Task:
Go through the listing and set it down exactly, leaving out its pictures.

Provided data:
......

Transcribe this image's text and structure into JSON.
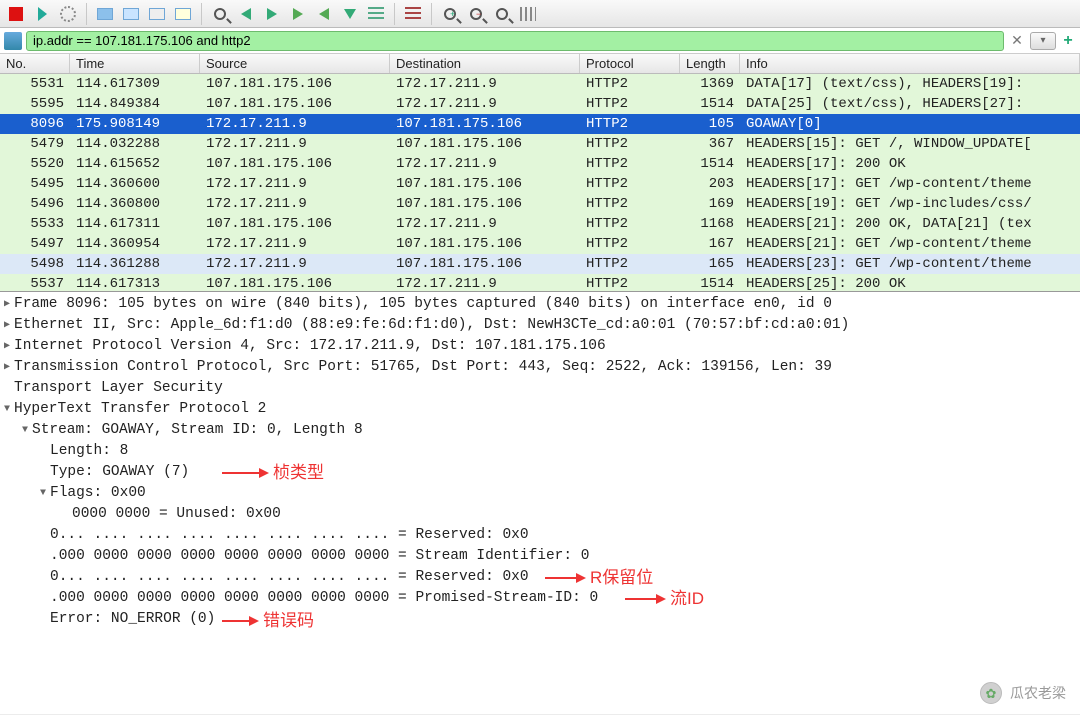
{
  "filter": {
    "value": "ip.addr == 107.181.175.106 and http2"
  },
  "columns": {
    "no": "No.",
    "time": "Time",
    "source": "Source",
    "destination": "Destination",
    "protocol": "Protocol",
    "length": "Length",
    "info": "Info"
  },
  "packets": [
    {
      "no": "5531",
      "time": "114.617309",
      "src": "107.181.175.106",
      "dst": "172.17.211.9",
      "proto": "HTTP2",
      "len": "1369",
      "info": "DATA[17] (text/css), HEADERS[19]:",
      "cls": "green"
    },
    {
      "no": "5595",
      "time": "114.849384",
      "src": "107.181.175.106",
      "dst": "172.17.211.9",
      "proto": "HTTP2",
      "len": "1514",
      "info": "DATA[25] (text/css), HEADERS[27]:",
      "cls": "green"
    },
    {
      "no": "8096",
      "time": "175.908149",
      "src": "172.17.211.9",
      "dst": "107.181.175.106",
      "proto": "HTTP2",
      "len": "105",
      "info": "GOAWAY[0]",
      "cls": "sel"
    },
    {
      "no": "5479",
      "time": "114.032288",
      "src": "172.17.211.9",
      "dst": "107.181.175.106",
      "proto": "HTTP2",
      "len": "367",
      "info": "HEADERS[15]: GET /, WINDOW_UPDATE[",
      "cls": "green"
    },
    {
      "no": "5520",
      "time": "114.615652",
      "src": "107.181.175.106",
      "dst": "172.17.211.9",
      "proto": "HTTP2",
      "len": "1514",
      "info": "HEADERS[17]: 200 OK",
      "cls": "green"
    },
    {
      "no": "5495",
      "time": "114.360600",
      "src": "172.17.211.9",
      "dst": "107.181.175.106",
      "proto": "HTTP2",
      "len": "203",
      "info": "HEADERS[17]: GET /wp-content/theme",
      "cls": "green"
    },
    {
      "no": "5496",
      "time": "114.360800",
      "src": "172.17.211.9",
      "dst": "107.181.175.106",
      "proto": "HTTP2",
      "len": "169",
      "info": "HEADERS[19]: GET /wp-includes/css/",
      "cls": "green"
    },
    {
      "no": "5533",
      "time": "114.617311",
      "src": "107.181.175.106",
      "dst": "172.17.211.9",
      "proto": "HTTP2",
      "len": "1168",
      "info": "HEADERS[21]: 200 OK, DATA[21] (tex",
      "cls": "green"
    },
    {
      "no": "5497",
      "time": "114.360954",
      "src": "172.17.211.9",
      "dst": "107.181.175.106",
      "proto": "HTTP2",
      "len": "167",
      "info": "HEADERS[21]: GET /wp-content/theme",
      "cls": "green"
    },
    {
      "no": "5498",
      "time": "114.361288",
      "src": "172.17.211.9",
      "dst": "107.181.175.106",
      "proto": "HTTP2",
      "len": "165",
      "info": "HEADERS[23]: GET /wp-content/theme",
      "cls": "blue"
    },
    {
      "no": "5537",
      "time": "114.617313",
      "src": "107.181.175.106",
      "dst": "172.17.211.9",
      "proto": "HTTP2",
      "len": "1514",
      "info": "HEADERS[25]: 200 OK",
      "cls": "green"
    }
  ],
  "tree": {
    "frame": "Frame 8096: 105 bytes on wire (840 bits), 105 bytes captured (840 bits) on interface en0, id 0",
    "eth": "Ethernet II, Src: Apple_6d:f1:d0 (88:e9:fe:6d:f1:d0), Dst: NewH3CTe_cd:a0:01 (70:57:bf:cd:a0:01)",
    "ip": "Internet Protocol Version 4, Src: 172.17.211.9, Dst: 107.181.175.106",
    "tcp": "Transmission Control Protocol, Src Port: 51765, Dst Port: 443, Seq: 2522, Ack: 139156, Len: 39",
    "tls": "Transport Layer Security",
    "http2": "HyperText Transfer Protocol 2",
    "stream": "Stream: GOAWAY, Stream ID: 0, Length 8",
    "length": "Length: 8",
    "type": "Type: GOAWAY (7)",
    "flags": "Flags: 0x00",
    "unused": "0000 0000 = Unused: 0x00",
    "reserved1": "0... .... .... .... .... .... .... .... = Reserved: 0x0",
    "streamid": ".000 0000 0000 0000 0000 0000 0000 0000 = Stream Identifier: 0",
    "reserved2": "0... .... .... .... .... .... .... .... = Reserved: 0x0",
    "promised": ".000 0000 0000 0000 0000 0000 0000 0000 = Promised-Stream-ID: 0",
    "error": "Error: NO_ERROR (0)"
  },
  "annotations": {
    "frameType": "桢类型",
    "reservedBit": "R保留位",
    "streamId": "流ID",
    "errorCode": "错误码"
  },
  "watermark": "瓜农老梁"
}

......

Correct output:
Transcribe this image's text and structure into JSON.
{
  "filter": {
    "value": "ip.addr == 107.181.175.106 and http2"
  },
  "columns": {
    "no": "No.",
    "time": "Time",
    "source": "Source",
    "destination": "Destination",
    "protocol": "Protocol",
    "length": "Length",
    "info": "Info"
  },
  "packets": [
    {
      "no": "5531",
      "time": "114.617309",
      "src": "107.181.175.106",
      "dst": "172.17.211.9",
      "proto": "HTTP2",
      "len": "1369",
      "info": "DATA[17] (text/css), HEADERS[19]:",
      "cls": "green"
    },
    {
      "no": "5595",
      "time": "114.849384",
      "src": "107.181.175.106",
      "dst": "172.17.211.9",
      "proto": "HTTP2",
      "len": "1514",
      "info": "DATA[25] (text/css), HEADERS[27]:",
      "cls": "green"
    },
    {
      "no": "8096",
      "time": "175.908149",
      "src": "172.17.211.9",
      "dst": "107.181.175.106",
      "proto": "HTTP2",
      "len": "105",
      "info": "GOAWAY[0]",
      "cls": "sel"
    },
    {
      "no": "5479",
      "time": "114.032288",
      "src": "172.17.211.9",
      "dst": "107.181.175.106",
      "proto": "HTTP2",
      "len": "367",
      "info": "HEADERS[15]: GET /, WINDOW_UPDATE[",
      "cls": "green"
    },
    {
      "no": "5520",
      "time": "114.615652",
      "src": "107.181.175.106",
      "dst": "172.17.211.9",
      "proto": "HTTP2",
      "len": "1514",
      "info": "HEADERS[17]: 200 OK",
      "cls": "green"
    },
    {
      "no": "5495",
      "time": "114.360600",
      "src": "172.17.211.9",
      "dst": "107.181.175.106",
      "proto": "HTTP2",
      "len": "203",
      "info": "HEADERS[17]: GET /wp-content/theme",
      "cls": "green"
    },
    {
      "no": "5496",
      "time": "114.360800",
      "src": "172.17.211.9",
      "dst": "107.181.175.106",
      "proto": "HTTP2",
      "len": "169",
      "info": "HEADERS[19]: GET /wp-includes/css/",
      "cls": "green"
    },
    {
      "no": "5533",
      "time": "114.617311",
      "src": "107.181.175.106",
      "dst": "172.17.211.9",
      "proto": "HTTP2",
      "len": "1168",
      "info": "HEADERS[21]: 200 OK, DATA[21] (tex",
      "cls": "green"
    },
    {
      "no": "5497",
      "time": "114.360954",
      "src": "172.17.211.9",
      "dst": "107.181.175.106",
      "proto": "HTTP2",
      "len": "167",
      "info": "HEADERS[21]: GET /wp-content/theme",
      "cls": "green"
    },
    {
      "no": "5498",
      "time": "114.361288",
      "src": "172.17.211.9",
      "dst": "107.181.175.106",
      "proto": "HTTP2",
      "len": "165",
      "info": "HEADERS[23]: GET /wp-content/theme",
      "cls": "blue"
    },
    {
      "no": "5537",
      "time": "114.617313",
      "src": "107.181.175.106",
      "dst": "172.17.211.9",
      "proto": "HTTP2",
      "len": "1514",
      "info": "HEADERS[25]: 200 OK",
      "cls": "green"
    }
  ],
  "tree": {
    "frame": "Frame 8096: 105 bytes on wire (840 bits), 105 bytes captured (840 bits) on interface en0, id 0",
    "eth": "Ethernet II, Src: Apple_6d:f1:d0 (88:e9:fe:6d:f1:d0), Dst: NewH3CTe_cd:a0:01 (70:57:bf:cd:a0:01)",
    "ip": "Internet Protocol Version 4, Src: 172.17.211.9, Dst: 107.181.175.106",
    "tcp": "Transmission Control Protocol, Src Port: 51765, Dst Port: 443, Seq: 2522, Ack: 139156, Len: 39",
    "tls": "Transport Layer Security",
    "http2": "HyperText Transfer Protocol 2",
    "stream": "Stream: GOAWAY, Stream ID: 0, Length 8",
    "length": "Length: 8",
    "type": "Type: GOAWAY (7)",
    "flags": "Flags: 0x00",
    "unused": "0000 0000 = Unused: 0x00",
    "reserved1": "0... .... .... .... .... .... .... .... = Reserved: 0x0",
    "streamid": ".000 0000 0000 0000 0000 0000 0000 0000 = Stream Identifier: 0",
    "reserved2": "0... .... .... .... .... .... .... .... = Reserved: 0x0",
    "promised": ".000 0000 0000 0000 0000 0000 0000 0000 = Promised-Stream-ID: 0",
    "error": "Error: NO_ERROR (0)"
  },
  "annotations": {
    "frameType": "桢类型",
    "reservedBit": "R保留位",
    "streamId": "流ID",
    "errorCode": "错误码"
  },
  "watermark": "瓜农老梁"
}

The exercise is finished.